§ **WHAT YOU WILL DO**:
Each record must be retyped in full. No character may differ.

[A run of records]

** Begin **

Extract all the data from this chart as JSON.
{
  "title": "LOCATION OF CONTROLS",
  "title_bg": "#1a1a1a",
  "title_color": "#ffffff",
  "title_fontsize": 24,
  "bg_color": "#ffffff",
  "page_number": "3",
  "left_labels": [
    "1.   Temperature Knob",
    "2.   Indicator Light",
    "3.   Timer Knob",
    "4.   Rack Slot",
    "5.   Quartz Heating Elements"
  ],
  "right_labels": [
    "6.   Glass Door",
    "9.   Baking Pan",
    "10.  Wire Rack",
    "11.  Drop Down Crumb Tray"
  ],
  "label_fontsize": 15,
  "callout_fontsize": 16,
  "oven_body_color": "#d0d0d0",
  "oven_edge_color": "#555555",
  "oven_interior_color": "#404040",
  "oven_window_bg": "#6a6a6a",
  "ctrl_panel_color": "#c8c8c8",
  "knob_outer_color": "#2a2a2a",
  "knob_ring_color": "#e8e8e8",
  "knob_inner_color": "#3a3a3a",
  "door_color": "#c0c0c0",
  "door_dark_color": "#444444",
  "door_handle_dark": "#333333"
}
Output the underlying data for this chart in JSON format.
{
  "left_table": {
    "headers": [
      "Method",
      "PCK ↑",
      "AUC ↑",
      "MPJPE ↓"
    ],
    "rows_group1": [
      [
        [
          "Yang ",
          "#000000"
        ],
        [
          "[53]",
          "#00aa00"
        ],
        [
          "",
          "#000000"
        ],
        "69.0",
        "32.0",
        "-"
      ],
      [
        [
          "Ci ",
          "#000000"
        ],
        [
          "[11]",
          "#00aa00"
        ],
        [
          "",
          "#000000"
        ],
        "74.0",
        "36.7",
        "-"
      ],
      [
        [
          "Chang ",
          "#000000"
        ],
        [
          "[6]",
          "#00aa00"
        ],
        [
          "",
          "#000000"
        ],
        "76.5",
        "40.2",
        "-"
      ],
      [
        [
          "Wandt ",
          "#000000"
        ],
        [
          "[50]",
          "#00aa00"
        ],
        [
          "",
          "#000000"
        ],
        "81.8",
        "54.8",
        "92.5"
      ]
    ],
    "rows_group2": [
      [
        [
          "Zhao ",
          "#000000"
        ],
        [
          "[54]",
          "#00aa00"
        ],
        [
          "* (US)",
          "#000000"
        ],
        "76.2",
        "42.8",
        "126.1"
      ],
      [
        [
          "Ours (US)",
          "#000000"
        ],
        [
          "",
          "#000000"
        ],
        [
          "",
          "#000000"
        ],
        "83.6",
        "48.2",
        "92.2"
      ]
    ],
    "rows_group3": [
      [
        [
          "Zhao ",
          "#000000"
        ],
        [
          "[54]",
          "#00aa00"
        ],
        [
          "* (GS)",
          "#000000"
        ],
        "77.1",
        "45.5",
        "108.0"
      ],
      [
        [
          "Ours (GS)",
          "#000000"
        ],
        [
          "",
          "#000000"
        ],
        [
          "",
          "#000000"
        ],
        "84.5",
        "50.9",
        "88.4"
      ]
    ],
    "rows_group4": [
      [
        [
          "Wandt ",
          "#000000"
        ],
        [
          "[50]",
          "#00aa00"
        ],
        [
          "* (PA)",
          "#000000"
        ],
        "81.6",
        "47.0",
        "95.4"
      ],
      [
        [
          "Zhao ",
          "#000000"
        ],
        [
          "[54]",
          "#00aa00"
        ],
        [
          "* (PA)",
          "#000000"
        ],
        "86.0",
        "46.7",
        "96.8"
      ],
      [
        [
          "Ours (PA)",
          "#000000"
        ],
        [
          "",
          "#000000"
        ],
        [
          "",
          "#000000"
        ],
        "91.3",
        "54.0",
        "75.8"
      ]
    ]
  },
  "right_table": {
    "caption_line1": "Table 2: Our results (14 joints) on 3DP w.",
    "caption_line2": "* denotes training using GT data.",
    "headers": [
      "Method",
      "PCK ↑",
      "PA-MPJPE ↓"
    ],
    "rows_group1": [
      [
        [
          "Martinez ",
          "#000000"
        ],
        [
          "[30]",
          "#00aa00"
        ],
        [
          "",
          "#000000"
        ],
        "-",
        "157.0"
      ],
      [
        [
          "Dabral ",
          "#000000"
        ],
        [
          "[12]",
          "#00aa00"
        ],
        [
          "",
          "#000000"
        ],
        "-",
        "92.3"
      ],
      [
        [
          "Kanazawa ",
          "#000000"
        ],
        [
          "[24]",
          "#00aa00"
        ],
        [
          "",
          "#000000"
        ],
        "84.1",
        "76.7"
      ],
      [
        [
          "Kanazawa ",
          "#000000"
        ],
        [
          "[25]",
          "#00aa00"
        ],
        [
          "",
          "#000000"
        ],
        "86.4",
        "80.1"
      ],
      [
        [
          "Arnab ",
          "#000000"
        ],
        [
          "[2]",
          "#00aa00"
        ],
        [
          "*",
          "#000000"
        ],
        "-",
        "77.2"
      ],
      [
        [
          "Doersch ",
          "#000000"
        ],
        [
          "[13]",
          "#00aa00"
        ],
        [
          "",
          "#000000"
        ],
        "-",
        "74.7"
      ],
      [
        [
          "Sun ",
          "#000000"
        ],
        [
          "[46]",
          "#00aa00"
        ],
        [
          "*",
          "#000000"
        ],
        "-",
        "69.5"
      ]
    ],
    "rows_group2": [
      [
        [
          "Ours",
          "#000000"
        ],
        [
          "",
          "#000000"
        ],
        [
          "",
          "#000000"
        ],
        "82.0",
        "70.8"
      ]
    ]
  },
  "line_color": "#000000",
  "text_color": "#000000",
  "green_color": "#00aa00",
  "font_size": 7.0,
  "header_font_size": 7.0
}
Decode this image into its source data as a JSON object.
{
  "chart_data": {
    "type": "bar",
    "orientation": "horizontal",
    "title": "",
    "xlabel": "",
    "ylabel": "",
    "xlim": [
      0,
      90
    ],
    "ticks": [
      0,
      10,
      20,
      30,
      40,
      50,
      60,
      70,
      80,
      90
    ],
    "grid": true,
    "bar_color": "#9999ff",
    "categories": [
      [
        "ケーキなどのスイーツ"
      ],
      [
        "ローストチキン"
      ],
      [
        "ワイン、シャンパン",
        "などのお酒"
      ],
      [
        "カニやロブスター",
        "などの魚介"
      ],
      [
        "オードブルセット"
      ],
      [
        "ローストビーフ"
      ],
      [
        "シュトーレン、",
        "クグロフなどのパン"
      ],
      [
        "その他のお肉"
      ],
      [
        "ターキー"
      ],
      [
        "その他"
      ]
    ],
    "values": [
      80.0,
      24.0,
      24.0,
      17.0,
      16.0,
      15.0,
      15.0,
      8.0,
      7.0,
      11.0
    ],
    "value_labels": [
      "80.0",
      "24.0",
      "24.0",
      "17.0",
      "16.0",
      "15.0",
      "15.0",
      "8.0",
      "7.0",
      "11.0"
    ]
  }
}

** End **

§ **EXERCISE RESULT**:
Extract all the data from this chart as JSON.
{
  "title": "LOCATION OF CONTROLS",
  "title_bg": "#1a1a1a",
  "title_color": "#ffffff",
  "title_fontsize": 24,
  "bg_color": "#ffffff",
  "page_number": "3",
  "left_labels": [
    "1.   Temperature Knob",
    "2.   Indicator Light",
    "3.   Timer Knob",
    "4.   Rack Slot",
    "5.   Quartz Heating Elements"
  ],
  "right_labels": [
    "6.   Glass Door",
    "9.   Baking Pan",
    "10.  Wire Rack",
    "11.  Drop Down Crumb Tray"
  ],
  "label_fontsize": 15,
  "callout_fontsize": 16,
  "oven_body_color": "#d0d0d0",
  "oven_edge_color": "#555555",
  "oven_interior_color": "#404040",
  "oven_window_bg": "#6a6a6a",
  "ctrl_panel_color": "#c8c8c8",
  "knob_outer_color": "#2a2a2a",
  "knob_ring_color": "#e8e8e8",
  "knob_inner_color": "#3a3a3a",
  "door_color": "#c0c0c0",
  "door_dark_color": "#444444",
  "door_handle_dark": "#333333"
}
Output the underlying data for this chart in JSON format.
{
  "left_table": {
    "headers": [
      "Method",
      "PCK ↑",
      "AUC ↑",
      "MPJPE ↓"
    ],
    "rows_group1": [
      [
        [
          "Yang ",
          "#000000"
        ],
        [
          "[53]",
          "#00aa00"
        ],
        [
          "",
          "#000000"
        ],
        "69.0",
        "32.0",
        "-"
      ],
      [
        [
          "Ci ",
          "#000000"
        ],
        [
          "[11]",
          "#00aa00"
        ],
        [
          "",
          "#000000"
        ],
        "74.0",
        "36.7",
        "-"
      ],
      [
        [
          "Chang ",
          "#000000"
        ],
        [
          "[6]",
          "#00aa00"
        ],
        [
          "",
          "#000000"
        ],
        "76.5",
        "40.2",
        "-"
      ],
      [
        [
          "Wandt ",
          "#000000"
        ],
        [
          "[50]",
          "#00aa00"
        ],
        [
          "",
          "#000000"
        ],
        "81.8",
        "54.8",
        "92.5"
      ]
    ],
    "rows_group2": [
      [
        [
          "Zhao ",
          "#000000"
        ],
        [
          "[54]",
          "#00aa00"
        ],
        [
          "* (US)",
          "#000000"
        ],
        "76.2",
        "42.8",
        "126.1"
      ],
      [
        [
          "Ours (US)",
          "#000000"
        ],
        [
          "",
          "#000000"
        ],
        [
          "",
          "#000000"
        ],
        "83.6",
        "48.2",
        "92.2"
      ]
    ],
    "rows_group3": [
      [
        [
          "Zhao ",
          "#000000"
        ],
        [
          "[54]",
          "#00aa00"
        ],
        [
          "* (GS)",
          "#000000"
        ],
        "77.1",
        "45.5",
        "108.0"
      ],
      [
        [
          "Ours (GS)",
          "#000000"
        ],
        [
          "",
          "#000000"
        ],
        [
          "",
          "#000000"
        ],
        "84.5",
        "50.9",
        "88.4"
      ]
    ],
    "rows_group4": [
      [
        [
          "Wandt ",
          "#000000"
        ],
        [
          "[50]",
          "#00aa00"
        ],
        [
          "* (PA)",
          "#000000"
        ],
        "81.6",
        "47.0",
        "95.4"
      ],
      [
        [
          "Zhao ",
          "#000000"
        ],
        [
          "[54]",
          "#00aa00"
        ],
        [
          "* (PA)",
          "#000000"
        ],
        "86.0",
        "46.7",
        "96.8"
      ],
      [
        [
          "Ours (PA)",
          "#000000"
        ],
        [
          "",
          "#000000"
        ],
        [
          "",
          "#000000"
        ],
        "91.3",
        "54.0",
        "75.8"
      ]
    ]
  },
  "right_table": {
    "caption_line1": "Table 2: Our results (14 joints) on 3DP w.",
    "caption_line2": "* denotes training using GT data.",
    "headers": [
      "Method",
      "PCK ↑",
      "PA-MPJPE ↓"
    ],
    "rows_group1": [
      [
        [
          "Martinez ",
          "#000000"
        ],
        [
          "[30]",
          "#00aa00"
        ],
        [
          "",
          "#000000"
        ],
        "-",
        "157.0"
      ],
      [
        [
          "Dabral ",
          "#000000"
        ],
        [
          "[12]",
          "#00aa00"
        ],
        [
          "",
          "#000000"
        ],
        "-",
        "92.3"
      ],
      [
        [
          "Kanazawa ",
          "#000000"
        ],
        [
          "[24]",
          "#00aa00"
        ],
        [
          "",
          "#000000"
        ],
        "84.1",
        "76.7"
      ],
      [
        [
          "Kanazawa ",
          "#000000"
        ],
        [
          "[25]",
          "#00aa00"
        ],
        [
          "",
          "#000000"
        ],
        "86.4",
        "80.1"
      ],
      [
        [
          "Arnab ",
          "#000000"
        ],
        [
          "[2]",
          "#00aa00"
        ],
        [
          "*",
          "#000000"
        ],
        "-",
        "77.2"
      ],
      [
        [
          "Doersch ",
          "#000000"
        ],
        [
          "[13]",
          "#00aa00"
        ],
        [
          "",
          "#000000"
        ],
        "-",
        "74.7"
      ],
      [
        [
          "Sun ",
          "#000000"
        ],
        [
          "[46]",
          "#00aa00"
        ],
        [
          "*",
          "#000000"
        ],
        "-",
        "69.5"
      ]
    ],
    "rows_group2": [
      [
        [
          "Ours",
          "#000000"
        ],
        [
          "",
          "#000000"
        ],
        [
          "",
          "#000000"
        ],
        "82.0",
        "70.8"
      ]
    ]
  },
  "line_color": "#000000",
  "text_color": "#000000",
  "green_color": "#00aa00",
  "font_size": 7.0,
  "header_font_size": 7.0
}
Decode this image into its source data as a JSON object.
{
  "chart_data": {
    "type": "bar",
    "orientation": "horizontal",
    "title": "",
    "xlabel": "",
    "ylabel": "",
    "xlim": [
      0,
      90
    ],
    "ticks": [
      0,
      10,
      20,
      30,
      40,
      50,
      60,
      70,
      80,
      90
    ],
    "grid": true,
    "bar_color": "#9999ff",
    "categories": [
      [
        "ケーキなどのスイーツ"
      ],
      [
        "ローストチキン"
      ],
      [
        "ワイン、シャンパン",
        "などのお酒"
      ],
      [
        "カニやロブスター",
        "などの魚介"
      ],
      [
        "オードブルセット"
      ],
      [
        "ローストビーフ"
      ],
      [
        "シュトーレン、",
        "クグロフなどのパン"
      ],
      [
        "その他のお肉"
      ],
      [
        "ターキー"
      ],
      [
        "その他"
      ]
    ],
    "values": [
      80.0,
      24.0,
      24.0,
      17.0,
      16.0,
      15.0,
      15.0,
      8.0,
      7.0,
      11.0
    ],
    "value_labels": [
      "80.0",
      "24.0",
      "24.0",
      "17.0",
      "16.0",
      "15.0",
      "15.0",
      "8.0",
      "7.0",
      "11.0"
    ]
  }
}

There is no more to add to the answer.